My question is very similar to this one: How to extract the first n rows per group?
dt
date age name val
1: 2000-01-01 3 Andrew 93.73546
2: 2000-01-01 4 Ben 101.83643
3: 2000-01-01 5 Charlie 91.64371
4: 2000-01-02 6 Adam 115.95281
5: 2000-01-02 7 Bob 103.29508
6: 2000-01-02 8 Campbell 91.79532
We have a dt
and I've added an extra column named val
. First, we want to extract the first n rows within each group.
The solutions from the link provided are:
dt[, .SD[1:2], by=date] # where 1:2 is the index needed
dt[dt[, .I[1:2], by = date]$V1] # for speed
My question is how do I apply a function to the first n rows within each group if that function depends on the subsetted information. I am trying to apply something like this:
# uses other columns for results/ is dependent on subsetted rows
# but keep it simple for replication
do_something <- function(dt){
res <- ifelse(cumsum(dt$val) > 200, 1, 0)
return(res)

§ Work to be completed:
Can you pick up the R data.table question about applying a function to grouped subsets where it stops and continue it from its final line?

§ Data for review:
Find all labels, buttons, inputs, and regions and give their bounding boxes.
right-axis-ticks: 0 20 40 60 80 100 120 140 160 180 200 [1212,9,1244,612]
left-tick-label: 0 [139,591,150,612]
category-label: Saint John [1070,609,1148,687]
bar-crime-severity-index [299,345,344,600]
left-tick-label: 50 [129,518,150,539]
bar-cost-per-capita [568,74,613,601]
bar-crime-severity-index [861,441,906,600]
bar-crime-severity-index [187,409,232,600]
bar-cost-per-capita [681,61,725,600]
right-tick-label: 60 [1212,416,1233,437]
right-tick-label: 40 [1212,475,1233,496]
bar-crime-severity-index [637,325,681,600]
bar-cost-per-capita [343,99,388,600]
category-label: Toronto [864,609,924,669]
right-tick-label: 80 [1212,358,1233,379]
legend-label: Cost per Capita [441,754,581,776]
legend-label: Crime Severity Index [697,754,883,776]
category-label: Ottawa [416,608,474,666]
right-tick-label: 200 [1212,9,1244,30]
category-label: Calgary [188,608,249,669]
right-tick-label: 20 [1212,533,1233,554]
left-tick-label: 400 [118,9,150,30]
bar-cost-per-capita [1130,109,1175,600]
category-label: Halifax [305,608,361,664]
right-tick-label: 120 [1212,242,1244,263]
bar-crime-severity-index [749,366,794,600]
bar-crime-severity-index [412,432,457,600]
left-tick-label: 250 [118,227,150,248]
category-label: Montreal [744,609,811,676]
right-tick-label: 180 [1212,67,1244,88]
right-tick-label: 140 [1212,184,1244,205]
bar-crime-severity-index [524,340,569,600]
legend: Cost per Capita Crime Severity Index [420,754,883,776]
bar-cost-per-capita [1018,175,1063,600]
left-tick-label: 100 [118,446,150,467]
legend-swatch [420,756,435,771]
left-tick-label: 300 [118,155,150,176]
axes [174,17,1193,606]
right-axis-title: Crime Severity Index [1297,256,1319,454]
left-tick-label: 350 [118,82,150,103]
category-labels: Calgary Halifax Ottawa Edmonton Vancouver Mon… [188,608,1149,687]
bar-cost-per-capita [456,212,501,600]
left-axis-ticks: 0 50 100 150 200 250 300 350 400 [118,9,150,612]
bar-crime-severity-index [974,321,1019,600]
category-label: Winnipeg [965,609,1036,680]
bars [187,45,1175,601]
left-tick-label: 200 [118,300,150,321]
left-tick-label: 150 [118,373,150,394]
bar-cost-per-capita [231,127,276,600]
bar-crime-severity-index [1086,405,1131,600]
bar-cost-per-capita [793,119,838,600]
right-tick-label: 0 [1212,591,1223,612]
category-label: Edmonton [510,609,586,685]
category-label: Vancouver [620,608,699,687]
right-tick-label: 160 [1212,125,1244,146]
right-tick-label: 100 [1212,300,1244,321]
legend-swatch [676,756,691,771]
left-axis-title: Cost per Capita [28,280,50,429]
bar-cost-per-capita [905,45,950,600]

§ Exercise response:
}
# first 2 rows of dt by group=date
x <- dt[, .SD[1:2], by=date]
# apply do_something to first 2 rows of dt by group=date
x[, list('age'=age,'name'=name,'val'=val, 'funcVal'= do_something(.SD[1:2])),by=date]
date age name val funcVal
1: 2000-01-01 3 Andrew 93.73546 0
2: 2000-01-01 4 Ben 101.83643 1
3: 2000-01-02 6 Adam 115.95281 0
4: 2000-01-02 7 Bob 103.29508 1
Am I going about this wrong? Is there a more efficient way to do this? I cannot seem to figure out how to apply the "for speed" solution to this. Is there a way to do this without saving the subset-ed results first and applying the function to the first 2 rows by date right away?
Any help is appreciated and below is the code to produce the data above:
date <- c("2000-01-01","2000-01-01","2000-01-01",
"2000-01-02","2000-01-02","2000-01-02")
age <- c(3,4,5,6,7,8)
name <- c("Andrew","Ben","Charlie","Adam","Bob","Campbell")
val <- val <- rnorm(6,100,10)
dt <- data.table(date, age, name,val)